## Given request
Output the material below in its entirety, exactly as given.

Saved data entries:
+ + + + +
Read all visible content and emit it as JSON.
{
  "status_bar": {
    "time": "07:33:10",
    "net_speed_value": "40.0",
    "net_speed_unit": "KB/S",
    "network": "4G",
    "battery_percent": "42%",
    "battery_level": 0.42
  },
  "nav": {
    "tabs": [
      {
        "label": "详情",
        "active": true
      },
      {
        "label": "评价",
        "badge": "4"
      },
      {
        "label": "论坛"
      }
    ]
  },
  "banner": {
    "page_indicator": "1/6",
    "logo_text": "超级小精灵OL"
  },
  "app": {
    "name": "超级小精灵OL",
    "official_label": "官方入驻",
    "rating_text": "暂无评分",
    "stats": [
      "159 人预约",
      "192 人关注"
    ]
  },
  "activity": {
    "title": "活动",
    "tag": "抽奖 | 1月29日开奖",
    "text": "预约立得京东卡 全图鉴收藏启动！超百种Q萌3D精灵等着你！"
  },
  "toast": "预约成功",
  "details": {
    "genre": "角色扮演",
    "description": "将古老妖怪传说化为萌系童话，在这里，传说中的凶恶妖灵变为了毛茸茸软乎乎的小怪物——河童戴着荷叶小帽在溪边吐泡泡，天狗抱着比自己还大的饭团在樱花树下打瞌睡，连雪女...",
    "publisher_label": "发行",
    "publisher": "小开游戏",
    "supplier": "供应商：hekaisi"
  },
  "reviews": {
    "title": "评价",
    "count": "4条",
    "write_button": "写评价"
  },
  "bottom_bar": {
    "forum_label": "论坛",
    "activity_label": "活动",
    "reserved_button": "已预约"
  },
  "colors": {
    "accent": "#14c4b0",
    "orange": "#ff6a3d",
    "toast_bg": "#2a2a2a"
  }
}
+ + + + +
## Reply to the exercise
Read all visible content and emit it as JSON.
{
  "status_bar": {
    "time": "07:33:10",
    "net_speed_value": "40.0",
    "net_speed_unit": "KB/S",
    "network": "4G",
    "battery_percent": "42%",
    "battery_level": 0.42
  },
  "nav": {
    "tabs": [
      {
        "label": "详情",
        "active": true
      },
      {
        "label": "评价",
        "badge": "4"
      },
      {
        "label": "论坛"
      }
    ]
  },
  "banner": {
    "page_indicator": "1/6",
    "logo_text": "超级小精灵OL"
  },
  "app": {
    "name": "超级小精灵OL",
    "official_label": "官方入驻",
    "rating_text": "暂无评分",
    "stats": [
      "159 人预约",
      "192 人关注"
    ]
  },
  "activity": {
    "title": "活动",
    "tag": "抽奖 | 1月29日开奖",
    "text": "预约立得京东卡 全图鉴收藏启动！超百种Q萌3D精灵等着你！"
  },
  "toast": "预约成功",
  "details": {
    "genre": "角色扮演",
    "description": "将古老妖怪传说化为萌系童话，在这里，传说中的凶恶妖灵变为了毛茸茸软乎乎的小怪物——河童戴着荷叶小帽在溪边吐泡泡，天狗抱着比自己还大的饭团在樱花树下打瞌睡，连雪女...",
    "publisher_label": "发行",
    "publisher": "小开游戏",
    "supplier": "供应商：hekaisi"
  },
  "reviews": {
    "title": "评价",
    "count": "4条",
    "write_button": "写评价"
  },
  "bottom_bar": {
    "forum_label": "论坛",
    "activity_label": "活动",
    "reserved_button": "已预约"
  },
  "colors": {
    "accent": "#14c4b0",
    "orange": "#ff6a3d",
    "toast_bg": "#2a2a2a"
  }
}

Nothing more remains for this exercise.